Work required:
Send each entry back exactly as given, pictures excluded.
== == ==
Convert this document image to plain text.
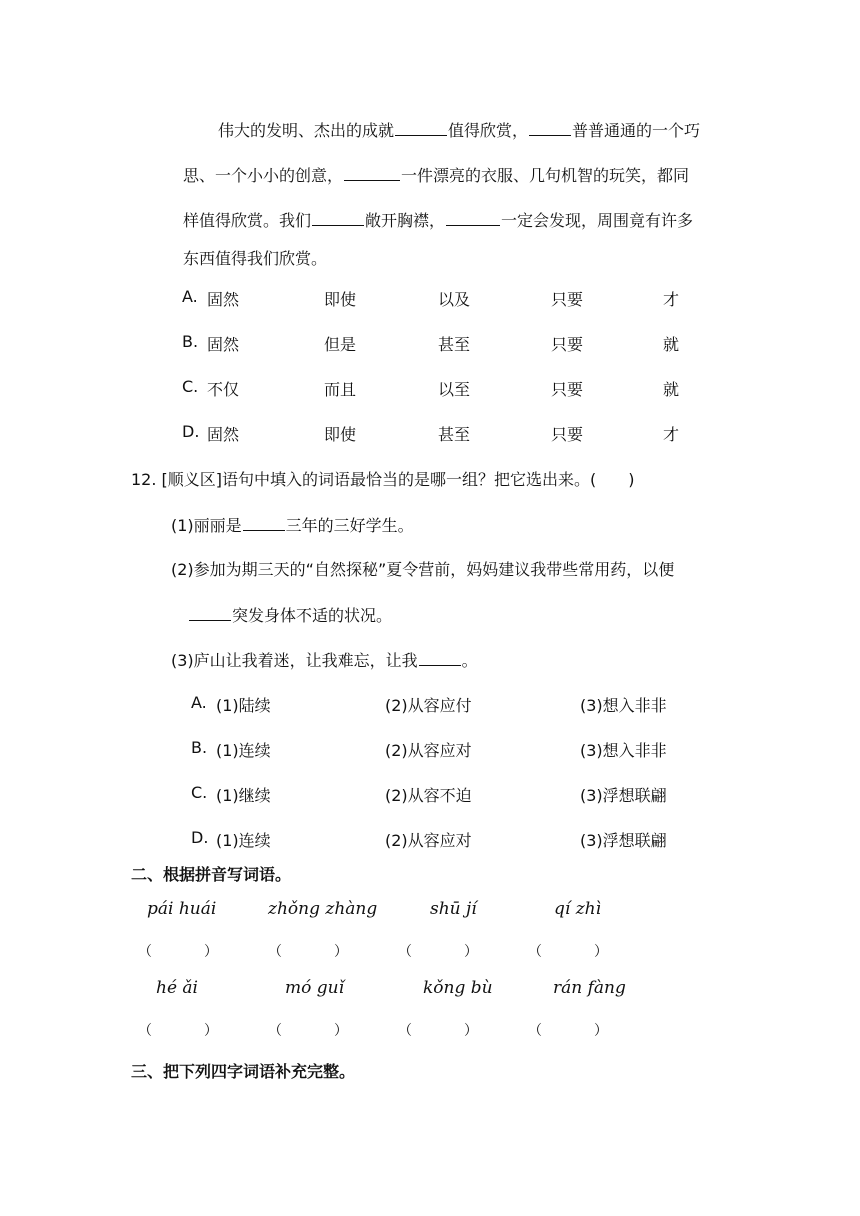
伟大的发明、杰出的成就	值得欣赏，	普普通通的一个巧
思、一个小小的创意，	一件漂亮的衣服、几句机智的玩笑，都同
样值得欣赏。我们	敞开胸襟，	一定会发现，周围竟有许多
东西值得我们欣赏。
A. 固然	即使	以及	只要	才
B. 固然	但是	甚至	只要	就
C. 不仅	而且	以至	只要	就
D. 固然	即使	甚至	只要	才
12. [顺义区]语句中填入的词语最恰当的是哪一组？把它选出来。(　　)
(1)丽丽是	三年的三好学生。
(2)参加为期三天的“自然探秘”夏令营前，妈妈建议我带些常用药，以便
突发身体不适的状况。
(3)庐山让我着迷，让我难忘，让我	。
A. (1)陆续	(2)从容应付	(3)想入非非
B. (1)连续	(2)从容应对	(3)想入非非
C. (1)继续	(2)从容不迫	(3)浮想联翩
D. (1)连续	(2)从容应对	(3)浮想联翩
二、根据拼音写词语。
pái huái	zhǒng zhàng	shū jí	qí zhì
（	）	（	）	（	）	（	）
hé ǎi	mó guǐ	kǒng bù	rán fàng
（	）	（	）	（	）	（	）
三、把下列四字词语补充完整。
== == ==
Problem solution:
Convert this document image to plain text.
伟大的发明、杰出的成就	值得欣赏，	普普通通的一个巧
思、一个小小的创意，	一件漂亮的衣服、几句机智的玩笑，都同
样值得欣赏。我们	敞开胸襟，	一定会发现，周围竟有许多
东西值得我们欣赏。
A. 固然	即使	以及	只要	才
B. 固然	但是	甚至	只要	就
C. 不仅	而且	以至	只要	就
D. 固然	即使	甚至	只要	才
12. [顺义区]语句中填入的词语最恰当的是哪一组？把它选出来。(　　)
(1)丽丽是	三年的三好学生。
(2)参加为期三天的“自然探秘”夏令营前，妈妈建议我带些常用药，以便
突发身体不适的状况。
(3)庐山让我着迷，让我难忘，让我	。
A. (1)陆续	(2)从容应付	(3)想入非非
B. (1)连续	(2)从容应对	(3)想入非非
C. (1)继续	(2)从容不迫	(3)浮想联翩
D. (1)连续	(2)从容应对	(3)浮想联翩
二、根据拼音写词语。
pái huái	zhǒng zhàng	shū jí	qí zhì
（	）	（	）	（	）	（	）
hé ǎi	mó guǐ	kǒng bù	rán fàng
（	）	（	）	（	）	（	）
三、把下列四字词语补充完整。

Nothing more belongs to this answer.